• [EXTRAIT DU TEXTE]
"Tau zéro", de Poul Anderson
ANDERSON (Poul), Tau zéro, [Tau Zero], traduit de l'anglais (Etats-Unis) par Jean-Daniel Brèque, avant-propos de Jean-Daniel Brèque, postface de Roland Lehoucq, Saint Mammès, Le Bélial', [1970] 2012, 291 p.
Depuis que j'ai découvert Poul Anderson grâce à Jean-Daniel Brèque et à son Orphée aux étoiles, j'ai pas mal lu cet auteur trop longtemps négligé de par chez nous, et n'en ai été que rarement déçu (une seule fois, en fait). Aussi, quand j'ai appris que les (ben chouettes) éditions du Bélial' allaient publier, 42 ans après sa sortie aux Etats-Unis, Tau zéro, considéré comme un classique de la SF hard science et plus si affinités, je n'ai pas sauté au plafond, mais presque. Et je me suis en toute logique rué sur la bête dès sa parution. L'avant-propos de Jean-Daniel Brèque en a rajouté dans les attentes : il semblerait que Poul Anderson considérait Tau zéro comme ce qu'il avait fait de mieux, ce dont il était le plus fier. Mazette ! Allez, hop, lisons donc.
La Terre au XXIIIe siècle. Une planète dominée... par les Suédois (or nous savons combien les Suédois sont des êtres fourbes et viscéralement décadents). On y a entraîné 50 personnes, 25 hommes et 25 femmes, pour un vol interstellaire à destination de Beta Virginis, à bord du vaisseau Leonora Christina. Contrairement à ce que prétend la quatrième de couv' (qui fait en outre dans le jeu de mots douteux...), ce n'est pas là le premier vol habité hors système solaire. Mais ça reste quelque chose de tout à fait exceptionnel, nécessitant un équipage qui ne l'est pas moins.
Le Leonora Christina, propulsé par un aspirateur de Bussard qui puise l'énergie nécessaire à sa propulsion dans l'espace même, voyage donc à des vitesses relativistes, pour une destination située à 32 années-lumière de la Terre. Mais, du fait des principes relativistes, le temps ne s'écoule pas à la même vitesse selon que l'on se trouve dans le vaisseau en train de se déplacer ou à l'extérieur... Et c'est bien ce qui va constituer l'enjeu fondamental du roman quand, pour une raison que je me voudrais de dévoiler ici, il va y avoir un problème. Et un gros.
Alors ? Alors.
Alors Tau zéro est à l'évidence une franche réussite à bien des égards, et l'on peut comprendre et trouver légitime la fierté qu'en retirait l'auteur. Nous sommes effectivement en présence d'une sacrée SF hard science et, comme chez les meilleurs auteurs du genre (au hasard un Egan ou un Baxter), cela ouvre des perspectives fascinantes débouchant sur ce si délicieux sentiment de vertige qui nous étreint quand, contemplant le ciel étoilé, on cherche petitement à prendre la mesure de tout ça. Le roman, à l'instar du vaisseau, est soumis à une accélération irrépressible, et devient de plus en plus saisissant à mesure que l'on en tourne les pages (après un début qu'on pourra tout de même trouver un peu mou). Cerise sur le gateau, ici : la longue et passionnante postface de l'excellent Roland Lehoucq qui vient éclairer les dimensions scientifiques du roman.

• [ENREGISTREMENTS FOURNIS]
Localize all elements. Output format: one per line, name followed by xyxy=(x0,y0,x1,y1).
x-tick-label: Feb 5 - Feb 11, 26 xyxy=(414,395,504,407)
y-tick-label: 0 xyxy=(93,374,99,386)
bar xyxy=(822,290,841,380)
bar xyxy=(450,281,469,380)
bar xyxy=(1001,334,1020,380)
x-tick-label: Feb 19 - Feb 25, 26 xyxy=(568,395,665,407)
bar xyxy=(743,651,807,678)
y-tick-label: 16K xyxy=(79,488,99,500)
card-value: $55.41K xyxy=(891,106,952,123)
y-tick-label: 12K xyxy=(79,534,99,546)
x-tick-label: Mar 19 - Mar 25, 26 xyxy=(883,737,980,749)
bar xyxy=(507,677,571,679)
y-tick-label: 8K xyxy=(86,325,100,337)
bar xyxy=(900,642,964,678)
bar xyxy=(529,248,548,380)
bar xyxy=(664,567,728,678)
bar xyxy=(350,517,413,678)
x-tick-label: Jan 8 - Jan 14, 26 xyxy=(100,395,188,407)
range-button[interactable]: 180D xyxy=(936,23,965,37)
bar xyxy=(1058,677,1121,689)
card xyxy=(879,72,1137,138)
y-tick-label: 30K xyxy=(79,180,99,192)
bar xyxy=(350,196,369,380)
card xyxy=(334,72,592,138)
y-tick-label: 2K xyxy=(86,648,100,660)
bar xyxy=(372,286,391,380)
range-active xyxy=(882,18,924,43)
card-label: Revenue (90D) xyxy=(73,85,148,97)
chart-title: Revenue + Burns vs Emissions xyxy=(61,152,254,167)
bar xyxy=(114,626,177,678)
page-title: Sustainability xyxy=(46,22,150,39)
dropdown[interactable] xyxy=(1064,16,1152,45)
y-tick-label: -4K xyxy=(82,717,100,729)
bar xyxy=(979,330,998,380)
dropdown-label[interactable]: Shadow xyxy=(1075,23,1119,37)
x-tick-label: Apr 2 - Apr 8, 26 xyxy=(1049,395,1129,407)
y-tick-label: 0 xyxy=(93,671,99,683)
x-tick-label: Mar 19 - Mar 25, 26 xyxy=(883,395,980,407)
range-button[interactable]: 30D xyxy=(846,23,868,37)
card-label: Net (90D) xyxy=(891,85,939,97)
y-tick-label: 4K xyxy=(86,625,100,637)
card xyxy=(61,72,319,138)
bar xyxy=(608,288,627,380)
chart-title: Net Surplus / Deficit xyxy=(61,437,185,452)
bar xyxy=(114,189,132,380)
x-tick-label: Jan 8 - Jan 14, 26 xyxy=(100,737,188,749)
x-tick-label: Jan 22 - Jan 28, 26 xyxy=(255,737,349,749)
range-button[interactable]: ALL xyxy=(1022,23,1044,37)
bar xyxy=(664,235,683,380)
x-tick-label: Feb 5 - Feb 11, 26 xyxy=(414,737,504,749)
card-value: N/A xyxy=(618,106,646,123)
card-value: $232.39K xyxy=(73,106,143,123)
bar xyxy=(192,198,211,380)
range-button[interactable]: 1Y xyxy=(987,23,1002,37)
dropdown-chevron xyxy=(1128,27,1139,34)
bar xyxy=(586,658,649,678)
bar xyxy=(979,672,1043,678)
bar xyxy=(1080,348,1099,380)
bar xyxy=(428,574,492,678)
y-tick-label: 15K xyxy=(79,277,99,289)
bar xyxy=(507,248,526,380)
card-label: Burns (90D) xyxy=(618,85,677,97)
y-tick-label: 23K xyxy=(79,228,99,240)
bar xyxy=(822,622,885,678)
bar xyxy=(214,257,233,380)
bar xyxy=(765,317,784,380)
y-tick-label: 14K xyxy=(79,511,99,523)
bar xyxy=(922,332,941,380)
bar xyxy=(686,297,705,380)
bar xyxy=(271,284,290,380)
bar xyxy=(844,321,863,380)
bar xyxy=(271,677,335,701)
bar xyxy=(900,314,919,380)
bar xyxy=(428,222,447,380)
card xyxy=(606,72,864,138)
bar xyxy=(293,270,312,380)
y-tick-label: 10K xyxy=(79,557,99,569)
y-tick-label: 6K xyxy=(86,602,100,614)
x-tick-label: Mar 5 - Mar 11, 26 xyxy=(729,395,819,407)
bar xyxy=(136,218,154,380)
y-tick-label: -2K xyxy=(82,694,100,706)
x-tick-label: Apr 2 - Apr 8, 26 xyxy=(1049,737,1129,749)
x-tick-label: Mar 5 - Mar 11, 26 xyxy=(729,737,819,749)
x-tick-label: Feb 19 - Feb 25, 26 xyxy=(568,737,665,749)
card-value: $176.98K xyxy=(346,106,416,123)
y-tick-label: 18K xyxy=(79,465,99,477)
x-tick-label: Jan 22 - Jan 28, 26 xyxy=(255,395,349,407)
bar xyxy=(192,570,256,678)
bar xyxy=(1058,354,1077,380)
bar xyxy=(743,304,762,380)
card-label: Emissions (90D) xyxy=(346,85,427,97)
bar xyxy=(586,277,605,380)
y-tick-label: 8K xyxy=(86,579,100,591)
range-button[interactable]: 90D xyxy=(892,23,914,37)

• [LES CONSIGNES]
**a)** Dans la critique de Tau zéro, condensez s'il vous plaît le paragraphe qui commence par « Le Leonora Christina, propulsé » en conservant ses faits essentiels.
**b)** Reproduisez mot pour mot les enregistrements depuis leur toute première ligne jusqu'à celle qui contient « bar xyxy=(608,288,627,380) », les deux extrémités comprises.

• [EXERCICE CORRIGÉ]
**a)** Propulsé par un aspirateur de Bussard qui puise son énergie dans l'espace, le Leonora Christina voyage à des vitesses relativistes vers une destination située à 32 années-lumière de la Terre. Or le temps ne s'écoule pas au même rythme à bord et à l'extérieur, ce qui devient l'enjeu fondamental du roman lorsqu'un gros problème survient.

**b)**
Localize all elements. Output format: one per line, name followed by xyxy=(x0,y0,x1,y1).
x-tick-label: Feb 5 - Feb 11, 26 xyxy=(414,395,504,407)
y-tick-label: 0 xyxy=(93,374,99,386)
bar xyxy=(822,290,841,380)
bar xyxy=(450,281,469,380)
bar xyxy=(1001,334,1020,380)
x-tick-label: Feb 19 - Feb 25, 26 xyxy=(568,395,665,407)
bar xyxy=(743,651,807,678)
y-tick-label: 16K xyxy=(79,488,99,500)
card-value: $55.41K xyxy=(891,106,952,123)
y-tick-label: 12K xyxy=(79,534,99,546)
x-tick-label: Mar 19 - Mar 25, 26 xyxy=(883,737,980,749)
bar xyxy=(507,677,571,679)
y-tick-label: 8K xyxy=(86,325,100,337)
bar xyxy=(900,642,964,678)
bar xyxy=(529,248,548,380)
bar xyxy=(664,567,728,678)
bar xyxy=(350,517,413,678)
x-tick-label: Jan 8 - Jan 14, 26 xyxy=(100,395,188,407)
range-button[interactable]: 180D xyxy=(936,23,965,37)
bar xyxy=(1058,677,1121,689)
card xyxy=(879,72,1137,138)
y-tick-label: 30K xyxy=(79,180,99,192)
bar xyxy=(350,196,369,380)
card xyxy=(334,72,592,138)
y-tick-label: 2K xyxy=(86,648,100,660)
bar xyxy=(372,286,391,380)
range-active xyxy=(882,18,924,43)
card-label: Revenue (90D) xyxy=(73,85,148,97)
chart-title: Revenue + Burns vs Emissions xyxy=(61,152,254,167)
bar xyxy=(114,626,177,678)
page-title: Sustainability xyxy=(46,22,150,39)
dropdown[interactable] xyxy=(1064,16,1152,45)
y-tick-label: -4K xyxy=(82,717,100,729)
bar xyxy=(979,330,998,380)
dropdown-label[interactable]: Shadow xyxy=(1075,23,1119,37)
x-tick-label: Apr 2 - Apr 8, 26 xyxy=(1049,395,1129,407)
y-tick-label: 0 xyxy=(93,671,99,683)
x-tick-label: Mar 19 - Mar 25, 26 xyxy=(883,395,980,407)
range-button[interactable]: 30D xyxy=(846,23,868,37)
card-label: Net (90D) xyxy=(891,85,939,97)
y-tick-label: 4K xyxy=(86,625,100,637)
card xyxy=(61,72,319,138)
bar xyxy=(608,288,627,380)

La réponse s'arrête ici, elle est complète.